#### Records shown

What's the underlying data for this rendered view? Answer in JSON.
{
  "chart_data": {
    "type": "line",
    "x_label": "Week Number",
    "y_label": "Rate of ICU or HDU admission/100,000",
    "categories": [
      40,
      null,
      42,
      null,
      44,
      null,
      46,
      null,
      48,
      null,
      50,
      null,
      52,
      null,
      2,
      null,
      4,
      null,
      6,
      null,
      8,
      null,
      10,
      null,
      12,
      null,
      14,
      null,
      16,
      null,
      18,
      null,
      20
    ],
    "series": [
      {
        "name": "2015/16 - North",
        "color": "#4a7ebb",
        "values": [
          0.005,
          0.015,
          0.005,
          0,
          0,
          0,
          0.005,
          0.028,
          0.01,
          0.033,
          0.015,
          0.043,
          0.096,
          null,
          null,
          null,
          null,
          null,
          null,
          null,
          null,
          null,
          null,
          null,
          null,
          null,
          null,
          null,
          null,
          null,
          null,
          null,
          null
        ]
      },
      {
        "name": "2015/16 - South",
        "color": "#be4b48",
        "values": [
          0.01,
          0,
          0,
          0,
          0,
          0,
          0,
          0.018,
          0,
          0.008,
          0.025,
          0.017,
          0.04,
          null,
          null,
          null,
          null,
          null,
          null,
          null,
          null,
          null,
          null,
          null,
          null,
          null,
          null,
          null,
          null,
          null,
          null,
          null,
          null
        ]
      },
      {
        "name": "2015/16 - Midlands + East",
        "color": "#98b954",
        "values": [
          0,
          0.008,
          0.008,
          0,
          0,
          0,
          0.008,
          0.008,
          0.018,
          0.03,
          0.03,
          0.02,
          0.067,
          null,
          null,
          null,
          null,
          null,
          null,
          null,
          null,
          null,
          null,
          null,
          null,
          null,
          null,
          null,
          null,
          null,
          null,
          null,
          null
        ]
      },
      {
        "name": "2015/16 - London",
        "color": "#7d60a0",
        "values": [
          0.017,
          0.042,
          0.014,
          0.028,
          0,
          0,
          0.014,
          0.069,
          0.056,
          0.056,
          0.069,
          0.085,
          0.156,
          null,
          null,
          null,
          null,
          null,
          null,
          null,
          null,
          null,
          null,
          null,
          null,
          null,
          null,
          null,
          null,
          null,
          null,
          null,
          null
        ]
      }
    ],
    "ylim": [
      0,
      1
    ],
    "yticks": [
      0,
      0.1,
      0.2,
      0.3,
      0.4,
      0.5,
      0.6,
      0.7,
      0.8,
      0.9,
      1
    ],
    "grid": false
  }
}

########

Copy each line of the data above that holds "color".

        "color": "#4a7ebb",
        "color": "#be4b48",
        "color": "#98b954",
        "color": "#7d60a0",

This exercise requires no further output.